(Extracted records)
:::
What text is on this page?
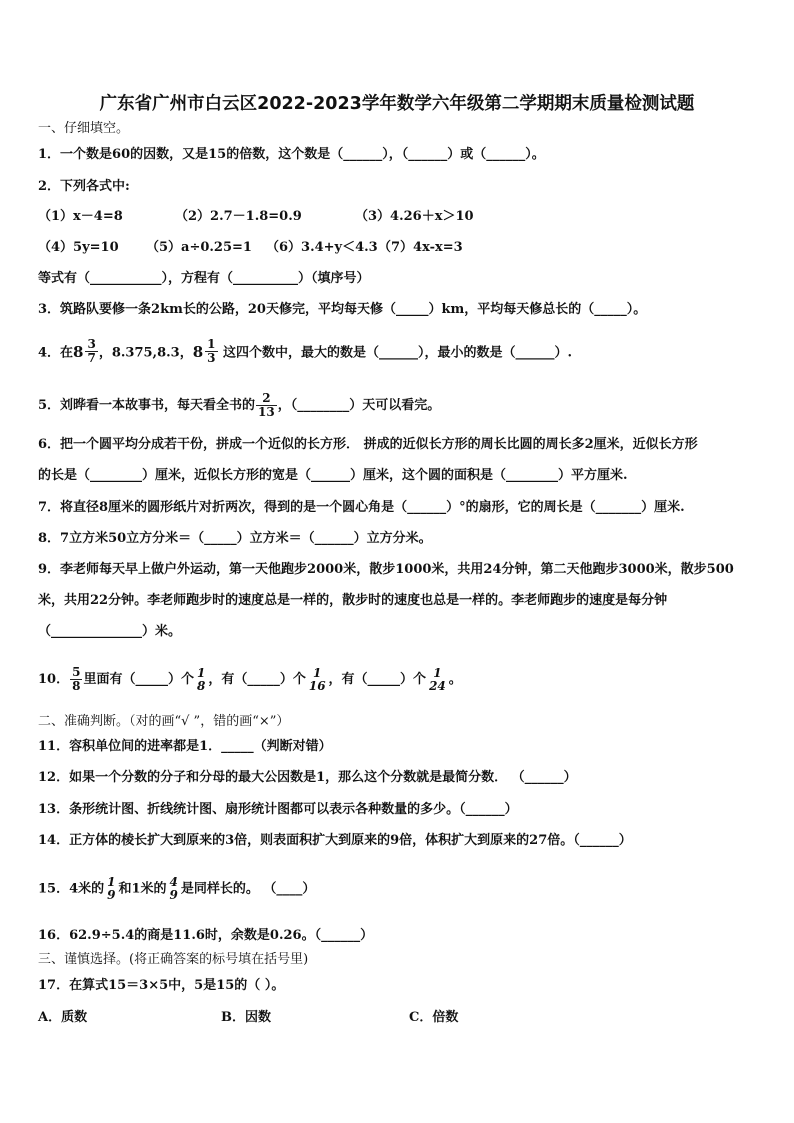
广东省广州市白云区2022-2023学年数学六年级第二学期期末质量检测试题
一、仔细填空。
1．一个数是60的因数，又是15的倍数，这个数是（______），（______）或（______）。
2．下列各式中:
（1）x－4=8	（2）2.7－1.8=0.9	（3）4.26＋x＞10
（4）5y=10 （5）a÷0.25=1 （6）3.4+y＜4.3（7）4x-x=3
等式有（___________），方程有（__________）（填序号）
3．筑路队要修一条2km长的公路，20天修完，平均每天修（_____）km，平均每天修总长的（_____）。
4．在 8 3
7 ，8.375,8.3， 8 1
3 这四个数中，最大的数是（______），最小的数是（______）.
5．刘晔看一本故事书，每天看全书的 $\frac{2}{13}$ ，（________）天可以看完。
6．把一个圆平均分成若干份，拼成一个近似的长方形． 拼成的近似长方形的周长比圆的周长多2厘米，近似长方形
的长是（________）厘米，近似长方形的宽是（______）厘米，这个圆的面积是（________）平方厘米.
7．将直径8厘米的圆形纸片对折两次，得到的是一个圆心角是（______）°的扇形，它的周长是（_______）厘米.
8．7立方米50立方分米＝（_____）立方米＝（______）立方分米。
9．李老师每天早上做户外运动，第一天他跑步2000米，散步1000米，共用24分钟，第二天他跑步3000米，散步500
米，共用22分钟。李老师跑步时的速度总是一样的，散步时的速度也总是一样的。李老师跑步的速度是每分钟
（______________）米。
10． $\frac{5}{8}$ 里面有（_____）个 1
8 ，有（_____）个 1
16 ，有（_____）个 1
24 。
二、准确判断。（对的画“√ ”，错的画“×”）
11．容积单位间的进率都是1．_____（判断对错）
12．如果一个分数的分子和分母的最大公因数是1，那么这个分数就是最简分数． （______）
13．条形统计图、折线统计图、扇形统计图都可以表示各种数量的多少。（______）
14．正方体的棱长扩大到原来的3倍，则表面积扩大到原来的9倍，体积扩大到原来的27倍。（______）
15．4米的 1
9 和1米的 4
9 是同样长的。 （____）
16．62.9÷5.4的商是11.6时，余数是0.26。（______）
三、谨慎选择。(将正确答案的标号填在括号里)
17．在算式15＝3×5中，5是15的（ ）。
A．质数	B．因数	C．倍数
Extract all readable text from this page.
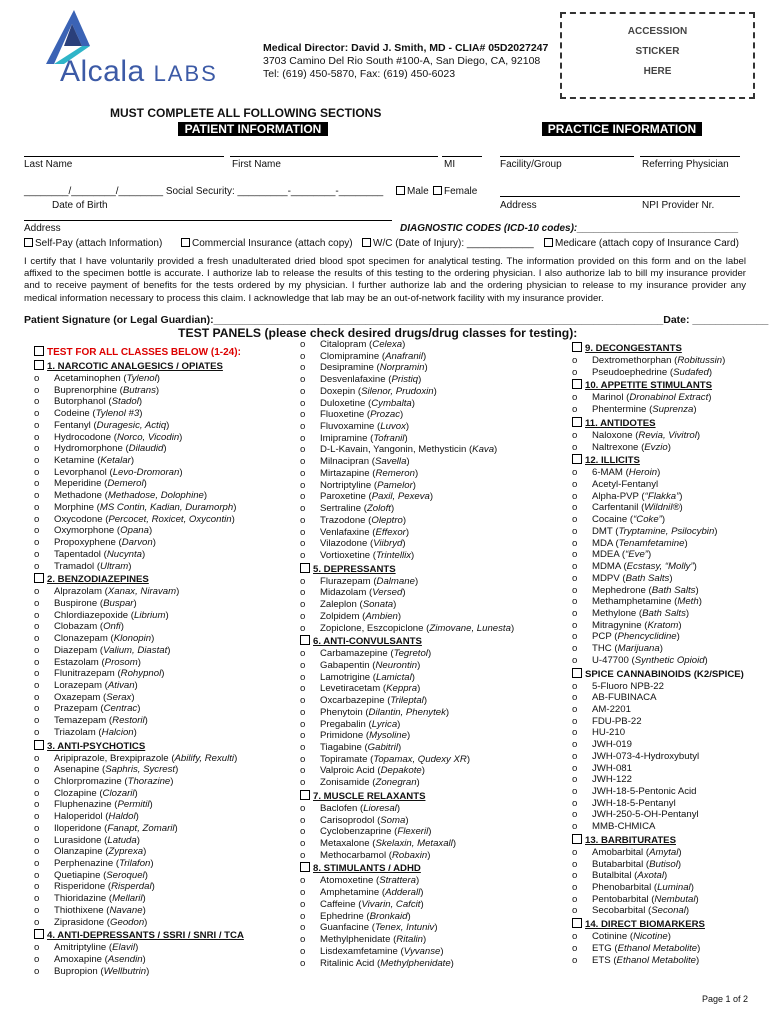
Alcala LABS
Medical Director: David J. Smith, MD - CLIA# 05D2027247
3703 Camino Del Rio South #100-A, San Diego, CA, 92108
Tel: (619) 450-5870, Fax: (619) 450-6023
ACCESSION
STICKER
HERE
MUST COMPLETE ALL FOLLOWING SECTIONS
PATIENT INFORMATION	PRACTICE INFORMATION
Last Name	First Name	MI	Facility/Group	Referring Physician
________/________/________ Social Security: _________-________-________	Male	Female
Date of Birth	Address	NPI Provider Nr.
Address	DIAGNOSTIC CODES (ICD-10 codes):_____________________________
Self-Pay (attach Information)	Commercial Insurance (attach copy)	W/C (Date of Injury): ____________	Medicare (attach copy of Insurance Card)
I certify that I have voluntarily provided a fresh unadulterated dried blood spot specimen for analytical testing. The information provided on this form and on the label affixed to the specimen bottle is accurate. I authorize lab to release the results of this testing to the ordering physician. I also authorize lab to bill my insurance provider and to receive payment of benefits for the tests ordered by my physician. I further authorize lab and the ordering physician to release to my insurance provider any medical information necessary to process this claim. I acknowledge that lab may be an out-of-network facility with my insurance provider.
Patient Signature (or Legal Guardian):_____________________________________________________________________________Date: _____________
TEST PANELS (please check desired drugs/drug classes for testing):
TEST FOR ALL CLASSES BELOW (1-24):
1. NARCOTIC ANALGESICS / OPIATES
o Acetaminophen (Tylenol)
o Buprenorphine (Butrans)
o Butorphanol (Stadol)
o Codeine (Tylenol #3)
o Fentanyl (Duragesic, Actiq)
o Hydrocodone (Norco, Vicodin)
o Hydromorphone (Dilaudid)
o Ketamine (Ketalar)
o Levorphanol (Levo-Dromoran)
o Meperidine (Demerol)
o Methadone (Methadose, Dolophine)
o Morphine (MS Contin, Kadian, Duramorph)
o Oxycodone (Percocet, Roxicet, Oxycontin)
o Oxymorphone (Opana)
o Propoxyphene (Darvon)
o Tapentadol (Nucynta)
o Tramadol (Ultram)
2. BENZODIAZEPINES
o Alprazolam (Xanax, Niravam)
o Buspirone (Buspar)
o Chlordiazepoxide (Librium)
o Clobazam (Onfi)
o Clonazepam (Klonopin)
o Diazepam (Valium, Diastat)
o Estazolam (Prosom)
o Flunitrazepam (Rohypnol)
o Lorazepam (Ativan)
o Oxazepam (Serax)
o Prazepam (Centrac)
o Temazepam (Restoril)
o Triazolam (Halcion)
3. ANTI-PSYCHOTICS
o Aripiprazole, Brexpiprazole (Abilify, Rexulti)
o Asenapine (Saphris, Sycrest)
o Chlorpromazine (Thorazine)
o Clozapine (Clozaril)
o Fluphenazine (Permitil)
o Haloperidol (Haldol)
o Iloperidone (Fanapt, Zomaril)
o Lurasidone (Latuda)
o Olanzapine (Zyprexa)
o Perphenazine (Trilafon)
o Quetiapine (Seroquel)
o Risperidone (Risperdal)
o Thioridazine (Mellaril)
o Thiothixene (Navane)
o Ziprasidone (Geodon)
4. ANTI-DEPRESSANTS / SSRI / SNRI / TCA
o Amitriptyline (Elavil)
o Amoxapine (Asendin)
o Bupropion (Wellbutrin)
o Citalopram (Celexa)
o Clomipramine (Anafranil)
o Desipramine (Norpramin)
o Desvenlafaxine (Pristiq)
o Doxepin (Silenor, Prudoxin)
o Duloxetine (Cymbalta)
o Fluoxetine (Prozac)
o Fluvoxamine (Luvox)
o Imipramine (Tofranil)
o D-L-Kavain, Yangonin, Methysticin (Kava)
o Milnacipran (Savella)
o Mirtazapine (Remeron)
o Nortriptyline (Pamelor)
o Paroxetine (Paxil, Pexeva)
o Sertraline (Zoloft)
o Trazodone (Oleptro)
o Venlafaxine (Effexor)
o Vilazodone (Viibryd)
o Vortioxetine (Trintellix)
5. DEPRESSANTS
o Flurazepam (Dalmane)
o Midazolam (Versed)
o Zaleplon (Sonata)
o Zolpidem (Ambien)
o Zopiclone, Eszcopiclone (Zimovane, Lunesta)
6. ANTI-CONVULSANTS
o Carbamazepine (Tegretol)
o Gabapentin (Neurontin)
o Lamotrigine (Lamictal)
o Levetiracetam (Keppra)
o Oxcarbazepine (Trileptal)
o Phenytoin (Dilantin, Phenytek)
o Pregabalin (Lyrica)
o Primidone (Mysoline)
o Tiagabine (Gabitril)
o Topiramate (Topamax, Qudexy XR)
o Valproic Acid (Depakote)
o Zonisamide (Zonegran)
7. MUSCLE RELAXANTS
o Baclofen (Lioresal)
o Carisoprodol (Soma)
o Cyclobenzaprine (Flexeril)
o Metaxalone (Skelaxin, Metaxall)
o Methocarbamol (Robaxin)
8. STIMULANTS / ADHD
o Atomoxetine (Strattera)
o Amphetamine (Adderall)
o Caffeine (Vivarin, Cafcit)
o Ephedrine (Bronkaid)
o Guanfacine (Tenex, Intuniv)
o Methylphenidate (Ritalin)
o Lisdexamfetamine (Vyvanse)
o Ritalinic Acid (Methylphenidate)
9. DECONGESTANTS
o Dextromethorphan (Robitussin)
o Pseudoephedrine (Sudafed)
10. APPETITE STIMULANTS
o Marinol (Dronabinol Extract)
o Phentermine (Suprenza)
11. ANTIDOTES
o Naloxone (Revia, Vivitrol)
o Naltrexone (Evzio)
12. ILLICITS
o 6-MAM (Heroin)
o Acetyl-Fentanyl
o Alpha-PVP (“Flakka”)
o Carfentanil (Wildnil®)
o Cocaine (“Coke”)
o DMT (Tryptamine, Psilocybin)
o MDA (Tenamfetamine)
o MDEA (“Eve”)
o MDMA (Ecstasy, “Molly”)
o MDPV (Bath Salts)
o Mephedrone (Bath Salts)
o Methamphetamine (Meth)
o Methylone (Bath Salts)
o Mitragynine (Kratom)
o PCP (Phencyclidine)
o THC (Marijuana)
o U-47700 (Synthetic Opioid)
SPICE CANNABINOIDS (K2/SPICE)
o 5-Fluoro NPB-22
o AB-FUBINACA
o AM-2201
o FDU-PB-22
o HU-210
o JWH-019
o JWH-073-4-Hydroxybutyl
o JWH-081
o JWH-122
o JWH-18-5-Pentonic Acid
o JWH-18-5-Pentanyl
o JWH-250-5-OH-Pentanyl
o MMB-CHMICA
13. BARBITURATES
o Amobarbital (Amytal)
o Butabarbital (Butisol)
o Butalbital (Axotal)
o Phenobarbital (Luminal)
o Pentobarbital (Nembutal)
o Secobarbital (Seconal)
14. DIRECT BIOMARKERS
o Cotinine (Nicotine)
o ETG (Ethanol Metabolite)
o ETS (Ethanol Metabolite)
Page 1 of 2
:::
*GIVEN PROBLEM*: Using the records above, copy each line that contains "Salts".

*COMPLETE RESPONSE*:
o MDPV (Bath Salts)
o Mephedrone (Bath Salts)
o Methylone (Bath Salts)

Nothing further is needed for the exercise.